Prompt
How many lines of the material below contain the string "title"? Answer with the number and nothing else.

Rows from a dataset
--*--
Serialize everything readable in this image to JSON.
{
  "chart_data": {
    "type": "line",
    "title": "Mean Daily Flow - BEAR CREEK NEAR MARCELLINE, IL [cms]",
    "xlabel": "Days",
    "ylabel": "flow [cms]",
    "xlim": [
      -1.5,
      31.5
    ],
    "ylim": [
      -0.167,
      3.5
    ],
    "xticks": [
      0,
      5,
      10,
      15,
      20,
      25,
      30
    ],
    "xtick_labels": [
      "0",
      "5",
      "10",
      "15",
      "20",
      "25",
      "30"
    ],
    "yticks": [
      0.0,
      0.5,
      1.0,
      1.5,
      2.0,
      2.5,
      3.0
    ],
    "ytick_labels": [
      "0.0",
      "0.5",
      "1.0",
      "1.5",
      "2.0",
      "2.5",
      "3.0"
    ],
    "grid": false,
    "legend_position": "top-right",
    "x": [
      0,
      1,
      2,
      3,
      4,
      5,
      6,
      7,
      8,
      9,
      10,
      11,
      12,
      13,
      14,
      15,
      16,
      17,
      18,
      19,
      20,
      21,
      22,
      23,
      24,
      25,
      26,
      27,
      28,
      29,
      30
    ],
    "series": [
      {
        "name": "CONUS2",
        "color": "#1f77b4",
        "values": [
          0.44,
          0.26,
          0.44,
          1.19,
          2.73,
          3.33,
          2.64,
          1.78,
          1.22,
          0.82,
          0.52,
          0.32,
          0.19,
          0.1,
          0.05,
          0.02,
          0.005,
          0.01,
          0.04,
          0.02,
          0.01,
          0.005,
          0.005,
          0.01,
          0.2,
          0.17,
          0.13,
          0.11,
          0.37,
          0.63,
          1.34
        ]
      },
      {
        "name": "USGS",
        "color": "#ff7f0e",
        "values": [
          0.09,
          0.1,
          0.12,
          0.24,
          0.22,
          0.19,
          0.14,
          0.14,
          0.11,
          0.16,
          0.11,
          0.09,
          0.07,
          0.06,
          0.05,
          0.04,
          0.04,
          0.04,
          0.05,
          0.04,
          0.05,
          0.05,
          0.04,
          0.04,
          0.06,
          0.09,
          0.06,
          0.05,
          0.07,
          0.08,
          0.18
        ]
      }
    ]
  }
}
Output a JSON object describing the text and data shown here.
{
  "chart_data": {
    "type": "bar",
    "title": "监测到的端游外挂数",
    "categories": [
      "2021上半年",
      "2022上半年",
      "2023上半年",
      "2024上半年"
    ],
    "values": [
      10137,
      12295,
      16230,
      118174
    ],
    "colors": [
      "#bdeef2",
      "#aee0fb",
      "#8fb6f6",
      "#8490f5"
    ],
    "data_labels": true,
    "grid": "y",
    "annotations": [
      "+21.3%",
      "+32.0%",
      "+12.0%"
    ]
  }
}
--*--
Answer to this problem
2